[Collection entries]
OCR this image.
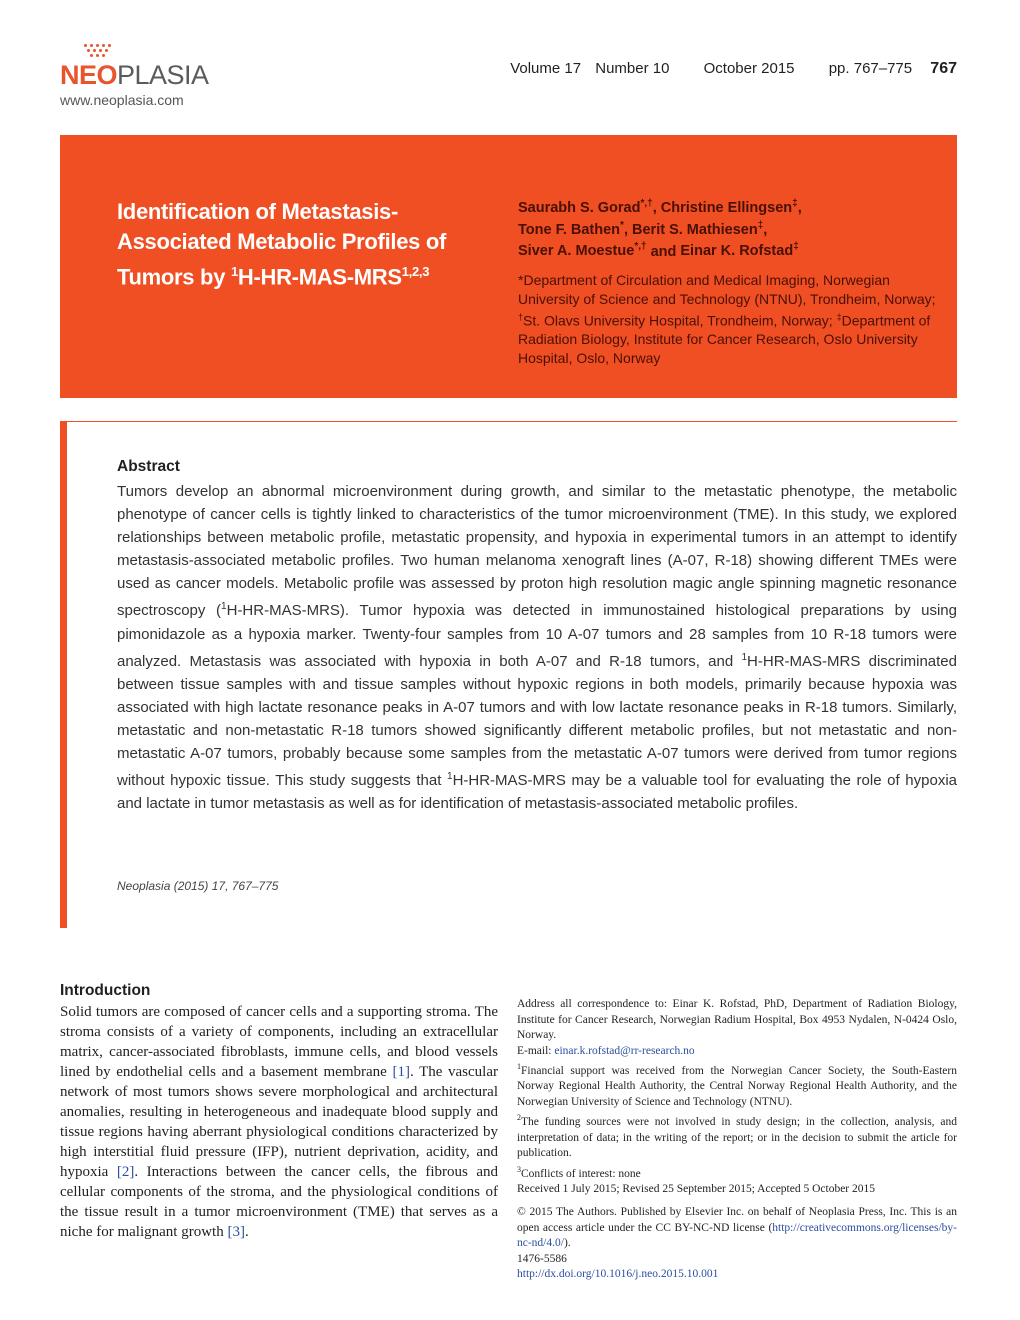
NEOPLASIA
www.neoplasia.com
Volume 17 Number 10 October 2015 pp. 767–775 767
Identification of Metastasis-Associated Metabolic Profiles of Tumors by $^1$H-HR-MAS-MRS$^{1,2,3}$
Saurabh S. Gorad*,†, Christine Ellingsen‡,
Tone F. Bathen*, Berit S. Mathiesen‡,
Siver A. Moestue*,† and Einar K. Rofstad‡
*Department of Circulation and Medical Imaging, Norwegian University of Science and Technology (NTNU), Trondheim, Norway; †St. Olavs University Hospital, Trondheim, Norway; ‡Department of Radiation Biology, Institute for Cancer Research, Oslo University Hospital, Oslo, Norway
Abstract
Tumors develop an abnormal microenvironment during growth, and similar to the metastatic phenotype, the metabolic phenotype of cancer cells is tightly linked to characteristics of the tumor microenvironment (TME). In this study, we explored relationships between metabolic profile, metastatic propensity, and hypoxia in experimental tumors in an attempt to identify metastasis-associated metabolic profiles. Two human melanoma xenograft lines (A-07, R-18) showing different TMEs were used as cancer models. Metabolic profile was assessed by proton high resolution magic angle spinning magnetic resonance spectroscopy ($^1$H-HR-MAS-MRS). Tumor hypoxia was detected in immunostained histological preparations by using pimonidazole as a hypoxia marker. Twenty-four samples from 10 A-07 tumors and 28 samples from 10 R-18 tumors were analyzed. Metastasis was associated with hypoxia in both A-07 and R-18 tumors, and $^1$H-HR-MAS-MRS discriminated between tissue samples with and tissue samples without hypoxic regions in both models, primarily because hypoxia was associated with high lactate resonance peaks in A-07 tumors and with low lactate resonance peaks in R-18 tumors. Similarly, metastatic and non-metastatic R-18 tumors showed significantly different metabolic profiles, but not metastatic and non-metastatic A-07 tumors, probably because some samples from the metastatic A-07 tumors were derived from tumor regions without hypoxic tissue. This study suggests that $^1$H-HR-MAS-MRS may be a valuable tool for evaluating the role of hypoxia and lactate in tumor metastasis as well as for identification of metastasis-associated metabolic profiles.
Neoplasia (2015) 17, 767–775
Introduction
Solid tumors are composed of cancer cells and a supporting stroma. The stroma consists of a variety of components, including an extracellular matrix, cancer-associated fibroblasts, immune cells, and blood vessels lined by endothelial cells and a basement membrane [1]. The vascular network of most tumors shows severe morphological and architectural anomalies, resulting in heterogeneous and inadequate blood supply and tissue regions having aberrant physiological conditions characterized by high interstitial fluid pressure (IFP), nutrient deprivation, acidity, and hypoxia [2]. Interactions between the cancer cells, the fibrous and cellular components of the stroma, and the physiological conditions of the tissue result in a tumor microenvironment (TME) that serves as a niche for malignant growth [3].

Address all correspondence to: Einar K. Rofstad, PhD, Department of Radiation Biology, Institute for Cancer Research, Norwegian Radium Hospital, Box 4953 Nydalen, N-0424 Oslo, Norway.

E-mail: einar.k.rofstad@rr-research.no

$^1$Financial support was received from the Norwegian Cancer Society, the South-Eastern Norway Regional Health Authority, the Central Norway Regional Health Authority, and the Norwegian University of Science and Technology (NTNU).

$^2$The funding sources were not involved in study design; in the collection, analysis, and interpretation of data; in the writing of the report; or in the decision to submit the article for publication.

$^3$Conflicts of interest: none

Received 1 July 2015; Revised 25 September 2015; Accepted 5 October 2015

© 2015 The Authors. Published by Elsevier Inc. on behalf of Neoplasia Press, Inc. This is an open access article under the CC BY-NC-ND license (http://creativecommons.org/licenses/by-nc-nd/4.0/).

1476-5586

http://dx.doi.org/10.1016/j.neo.2015.10.001
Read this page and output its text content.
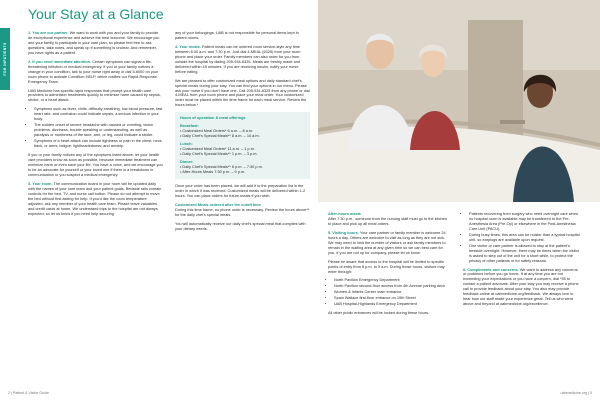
FOR INPATIENTS
Your Stay at a Glance

1. You are our partner. We want to work with you and your family to provide an exceptional experience and achieve the best outcome. We encourage you and your family to participate in your care plan, so please feel free to ask questions, take notes, and speak up if something is unclear. And remember, you have rights as a patient.

2. If you need immediate attention. Certain symptoms can signal a life-threatening infection or medical emergency. If you or your family notices a change in your condition, talk to your nurse right away or dial 5-6000 on your room phone to activate Condition-HELP, which notifies our Rapid-Response Emergency Team.

UAB Medicine has specific rapid responses that prompt your health care providers to administer treatments quickly to minimize harm caused by sepsis, stroke, or a heart attack.

• Symptoms such as fever, chills, difficulty breathing, low blood pressure, fast heart rate, and confusion could indicate sepsis, a serious infection in your body.
• The sudden onset of severe headache with nausea or vomiting, vision problems, dizziness, trouble speaking or understanding, as well as paralysis or numbness of the face, arm, or leg, could indicate a stroke.
• Symptoms of a heart attack can include tightness or pain in the chest, neck, back, or arms; fatigue; lightheadedness; and anxiety.

If you or your family notices any of the symptoms listed above, let your health care providers know as soon as possible, because immediate treatment can minimize harm or even save your life. You have a voice, and we encourage you to be an advocate for yourself or your loved one if there is a breakdown in communication or you suspect a medical emergency.

3. Your room. The communication board in your room will be updated daily with the names of your care team and your patient goals. Bedside rails contain controls for the bed, TV, and nurse call button. Please do not attempt to move the bed without first asking for help. If you'd like the room temperature adjusted, ask any member of your health care team. Please leave valuables and credit cards at home. We understand trips to the hospital are not always expected, so let us know if you need help securing

any of your belongings. UAB is not responsible for personal items kept in patient rooms.

4. Your meals. Patient meals can be ordered room service-style any time between 6:30 a.m. and 7:30 p.m. Just dial 4-MEAL (6325) from your room phone and place your order. Family members can also order for you from outside the hospital by dialing 205-934-6325. Meals are freshly made and delivered within 45 minutes. If you are receiving insulin, notify your nurse before eating.

We are pleased to offer customized meal options and daily standard chef's special meals during your stay. You can find your options in our menu. Please ask your nurse if you don't have one. Call 205-934-6325 from any phone or dial 4-MEAL from your room phone and place your meal order. Your customized order must be placed within the time frame for each meal service. Review the hours below.*

Hours of operation & meal offerings
Breakfast:
• Customized Meal Orders* 6 a.m. – 8 a.m.
• Daily Chef's Special Meals** 8 a.m. – 10 a.m.
Lunch:
• Customized Meal Orders* 11 a.m. – 1 p.m.
• Daily Chef's Special Meals** 1 p.m. – 3 p.m.
Dinner:
• Daily Chef's Special Meals** 6 p.m. – 7:30 p.m.
• After-Hours Meals 7:30 p.m. – 9 p.m.

Once your order has been placed, we will add it to the preparation list in the order in which it was received. Customized meals will be delivered within 1-2 hours. You can place orders for future meals if you wish.

Customized Meals ordered after the cutoff time

During this time frame, no phone order is necessary. Review the hours above** for the daily chef's special meals.

You will automatically receive our daily chef's special meal that complies with your dietary needs.

After-hours meals

After 7:30 p.m., someone from the nursing staff must go to the kitchen to place and pick up all meal orders.

5. Visiting hours. Your care partner or family member is welcome 24 hours a day. Others are welcome to visit as long as they are not sick. We may need to limit the number of visitors or ask family members to remain in the waiting area at any given time so we can best care for you. If you are not up for company, please let us know.

Please be aware that access to the hospital will be limited to specific points of entry from 8 p.m. to 5 a.m. During those hours, visitors may enter through:

• North Pavilion Emergency Department
• North Pavilion second-floor access from 4th Avenue parking deck
• Women & Infants Center main entrance
• Spain Wallace first-floor entrance on 19th Street
• UAB Hospital-Highlands Emergency Department

All other public entrances will be locked during these hours.

• Patients recovering from surgery who need overnight care when no hospital room is available may be transferred to the Pre-Anesthesia Area (Pre-Op) or elsewhere in the Post-Anesthesia Care Unit (PACU).
• During busy times, this area can be noisier than a typical hospital unit, so earplugs are available upon request.
• One visitor or care partner is allowed to stay at the patient's bedside overnight. However, there may be times when the visitor is asked to step out of the unit for a short while, to protect the privacy of other patients or for safety reasons.

6. Compliments and concerns. We want to address any concerns or problems before you go home. If at any time you are not exceeding your expectations or you have a concern, dial *55 to contact a patient advocate. After your stay you may receive a phone call to provide feedback about your stay. You also may provide feedback online at uabmedicine.org/feedback. We always love to hear how our staff made your experience great. Tell us who went above and beyond at uabmedicine.org/excellence.

2 | Patient & Visitor Guide	uabmedicine.org | 3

__Problem to work on__: The result should be every line that contains "uabmedicine", copied from the entries.

__Output below__:
6. Compliments and concerns. We want to address any concerns or problems before you go home. If at any time you are not exceeding your expectations or you have a concern, dial *55 to contact a patient advocate. After your stay you may receive a phone call to provide feedback about your stay. You also may provide feedback online at uabmedicine.org/feedback. We always love to hear how our staff made your experience great. Tell us who went above and beyond at uabmedicine.org/excellence.
2 | Patient & Visitor Guide	uabmedicine.org | 3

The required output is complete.